Direction:
Print each of the entries below line by line, without changing a single character.

Material for this exercise:
Begin

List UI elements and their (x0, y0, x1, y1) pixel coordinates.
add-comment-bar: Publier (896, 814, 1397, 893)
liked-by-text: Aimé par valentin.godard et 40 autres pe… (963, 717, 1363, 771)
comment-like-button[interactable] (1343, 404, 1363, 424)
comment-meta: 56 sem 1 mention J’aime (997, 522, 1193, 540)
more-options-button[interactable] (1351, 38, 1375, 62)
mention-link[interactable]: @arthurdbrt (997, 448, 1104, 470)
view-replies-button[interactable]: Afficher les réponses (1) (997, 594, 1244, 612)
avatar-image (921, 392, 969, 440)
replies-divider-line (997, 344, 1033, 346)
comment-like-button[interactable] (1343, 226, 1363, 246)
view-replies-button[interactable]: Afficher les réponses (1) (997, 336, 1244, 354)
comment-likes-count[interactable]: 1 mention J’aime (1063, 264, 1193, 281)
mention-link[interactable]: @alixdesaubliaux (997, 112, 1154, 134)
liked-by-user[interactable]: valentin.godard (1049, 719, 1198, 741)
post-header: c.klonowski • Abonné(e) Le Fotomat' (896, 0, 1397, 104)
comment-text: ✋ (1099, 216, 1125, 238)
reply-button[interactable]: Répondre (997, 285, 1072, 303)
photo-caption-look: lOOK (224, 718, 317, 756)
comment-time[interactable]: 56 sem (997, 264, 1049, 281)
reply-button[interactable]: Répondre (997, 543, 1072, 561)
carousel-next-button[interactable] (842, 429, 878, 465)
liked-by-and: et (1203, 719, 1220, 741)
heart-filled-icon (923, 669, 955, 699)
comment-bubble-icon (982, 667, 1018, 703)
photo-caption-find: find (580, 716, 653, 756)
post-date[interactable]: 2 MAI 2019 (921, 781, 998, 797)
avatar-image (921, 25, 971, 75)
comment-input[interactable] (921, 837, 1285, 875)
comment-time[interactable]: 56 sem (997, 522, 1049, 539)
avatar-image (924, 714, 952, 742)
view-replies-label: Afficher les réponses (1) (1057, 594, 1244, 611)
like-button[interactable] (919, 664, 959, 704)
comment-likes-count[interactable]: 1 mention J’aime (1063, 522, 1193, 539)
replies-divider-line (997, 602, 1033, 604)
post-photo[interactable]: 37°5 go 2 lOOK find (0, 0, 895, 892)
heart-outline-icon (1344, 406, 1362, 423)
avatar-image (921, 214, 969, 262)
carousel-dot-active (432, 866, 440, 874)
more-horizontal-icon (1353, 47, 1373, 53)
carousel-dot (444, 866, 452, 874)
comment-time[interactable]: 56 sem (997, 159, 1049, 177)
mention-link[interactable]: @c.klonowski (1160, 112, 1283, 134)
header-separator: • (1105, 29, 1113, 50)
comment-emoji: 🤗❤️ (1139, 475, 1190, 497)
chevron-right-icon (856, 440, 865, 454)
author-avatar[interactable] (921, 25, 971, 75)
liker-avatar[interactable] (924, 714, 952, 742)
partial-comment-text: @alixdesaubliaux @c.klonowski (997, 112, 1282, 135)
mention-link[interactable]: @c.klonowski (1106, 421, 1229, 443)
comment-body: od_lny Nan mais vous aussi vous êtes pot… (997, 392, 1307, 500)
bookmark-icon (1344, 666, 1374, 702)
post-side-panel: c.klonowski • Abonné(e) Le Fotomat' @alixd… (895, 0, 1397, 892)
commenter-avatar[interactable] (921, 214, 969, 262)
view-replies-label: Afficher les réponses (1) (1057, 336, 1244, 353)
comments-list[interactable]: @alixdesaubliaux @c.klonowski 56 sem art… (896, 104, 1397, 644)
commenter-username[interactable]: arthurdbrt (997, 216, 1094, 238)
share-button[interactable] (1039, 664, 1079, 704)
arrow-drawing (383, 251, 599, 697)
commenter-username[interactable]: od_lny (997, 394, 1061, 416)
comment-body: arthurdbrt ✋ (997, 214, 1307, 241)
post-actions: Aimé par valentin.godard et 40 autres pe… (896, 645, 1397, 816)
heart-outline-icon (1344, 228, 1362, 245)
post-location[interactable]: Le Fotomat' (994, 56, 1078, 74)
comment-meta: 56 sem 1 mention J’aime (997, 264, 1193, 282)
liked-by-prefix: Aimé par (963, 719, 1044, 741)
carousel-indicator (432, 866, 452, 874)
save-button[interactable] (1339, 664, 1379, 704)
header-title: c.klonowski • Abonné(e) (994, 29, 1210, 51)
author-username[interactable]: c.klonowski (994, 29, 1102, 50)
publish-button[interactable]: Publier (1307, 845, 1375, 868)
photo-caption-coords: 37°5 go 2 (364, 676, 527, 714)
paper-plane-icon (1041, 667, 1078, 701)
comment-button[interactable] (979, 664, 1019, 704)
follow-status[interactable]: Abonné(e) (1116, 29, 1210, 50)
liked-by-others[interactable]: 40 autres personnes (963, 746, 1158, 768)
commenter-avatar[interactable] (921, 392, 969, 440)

End

Output of the exercise:
List UI elements and their (x0, y0, x1, y1) pixel coordinates.
add-comment-bar: Publier (896, 814, 1397, 893)
liked-by-text: Aimé par valentin.godard et 40 autres pe… (963, 717, 1363, 771)
comment-like-button[interactable] (1343, 404, 1363, 424)
comment-meta: 56 sem 1 mention J’aime (997, 522, 1193, 540)
more-options-button[interactable] (1351, 38, 1375, 62)
mention-link[interactable]: @arthurdbrt (997, 448, 1104, 470)
view-replies-button[interactable]: Afficher les réponses (1) (997, 594, 1244, 612)
avatar-image (921, 392, 969, 440)
replies-divider-line (997, 344, 1033, 346)
comment-like-button[interactable] (1343, 226, 1363, 246)
view-replies-button[interactable]: Afficher les réponses (1) (997, 336, 1244, 354)
comment-likes-count[interactable]: 1 mention J’aime (1063, 264, 1193, 281)
mention-link[interactable]: @alixdesaubliaux (997, 112, 1154, 134)
liked-by-user[interactable]: valentin.godard (1049, 719, 1198, 741)
post-header: c.klonowski • Abonné(e) Le Fotomat' (896, 0, 1397, 104)
comment-text: ✋ (1099, 216, 1125, 238)
reply-button[interactable]: Répondre (997, 285, 1072, 303)
photo-caption-look: lOOK (224, 718, 317, 756)
comment-time[interactable]: 56 sem (997, 264, 1049, 281)
reply-button[interactable]: Répondre (997, 543, 1072, 561)
carousel-next-button[interactable] (842, 429, 878, 465)
liked-by-and: et (1203, 719, 1220, 741)
heart-filled-icon (923, 669, 955, 699)
comment-bubble-icon (982, 667, 1018, 703)
photo-caption-find: find (580, 716, 653, 756)
post-date[interactable]: 2 MAI 2019 (921, 781, 998, 797)
avatar-image (921, 25, 971, 75)
comment-input[interactable] (921, 837, 1285, 875)
comment-time[interactable]: 56 sem (997, 522, 1049, 539)
avatar-image (924, 714, 952, 742)
view-replies-label: Afficher les réponses (1) (1057, 594, 1244, 611)
like-button[interactable] (919, 664, 959, 704)
comment-likes-count[interactable]: 1 mention J’aime (1063, 522, 1193, 539)
replies-divider-line (997, 602, 1033, 604)
post-photo[interactable]: 37°5 go 2 lOOK find (0, 0, 895, 892)
heart-outline-icon (1344, 406, 1362, 423)
avatar-image (921, 214, 969, 262)
carousel-dot-active (432, 866, 440, 874)
more-horizontal-icon (1353, 47, 1373, 53)
carousel-dot (444, 866, 452, 874)
comment-time[interactable]: 56 sem (997, 159, 1049, 177)
mention-link[interactable]: @c.klonowski (1160, 112, 1283, 134)
header-separator: • (1105, 29, 1113, 50)
comment-emoji: 🤗❤️ (1139, 475, 1190, 497)
chevron-right-icon (856, 440, 865, 454)
author-avatar[interactable] (921, 25, 971, 75)
liker-avatar[interactable] (924, 714, 952, 742)
partial-comment-text: @alixdesaubliaux @c.klonowski (997, 112, 1282, 135)
mention-link[interactable]: @c.klonowski (1106, 421, 1229, 443)
comment-body: od_lny Nan mais vous aussi vous êtes pot… (997, 392, 1307, 500)
bookmark-icon (1344, 666, 1374, 702)
post-side-panel: c.klonowski • Abonné(e) Le Fotomat' @alixd… (895, 0, 1397, 892)
commenter-avatar[interactable] (921, 214, 969, 262)
view-replies-label: Afficher les réponses (1) (1057, 336, 1244, 353)
comments-list[interactable]: @alixdesaubliaux @c.klonowski 56 sem art… (896, 104, 1397, 644)
commenter-username[interactable]: arthurdbrt (997, 216, 1094, 238)
share-button[interactable] (1039, 664, 1079, 704)
arrow-drawing (383, 251, 599, 697)
commenter-username[interactable]: od_lny (997, 394, 1061, 416)
comment-body: arthurdbrt ✋ (997, 214, 1307, 241)
post-actions: Aimé par valentin.godard et 40 autres pe… (896, 645, 1397, 816)
heart-outline-icon (1344, 228, 1362, 245)
post-location[interactable]: Le Fotomat' (994, 56, 1078, 74)
comment-meta: 56 sem 1 mention J’aime (997, 264, 1193, 282)
liked-by-prefix: Aimé par (963, 719, 1044, 741)
carousel-indicator (432, 866, 452, 874)
save-button[interactable] (1339, 664, 1379, 704)
header-title: c.klonowski • Abonné(e) (994, 29, 1210, 51)
author-username[interactable]: c.klonowski (994, 29, 1102, 50)
publish-button[interactable]: Publier (1307, 845, 1375, 868)
photo-caption-coords: 37°5 go 2 (364, 676, 527, 714)
paper-plane-icon (1041, 667, 1078, 701)
comment-button[interactable] (979, 664, 1019, 704)
follow-status[interactable]: Abonné(e) (1116, 29, 1210, 50)
liked-by-others[interactable]: 40 autres personnes (963, 746, 1158, 768)
commenter-avatar[interactable] (921, 392, 969, 440)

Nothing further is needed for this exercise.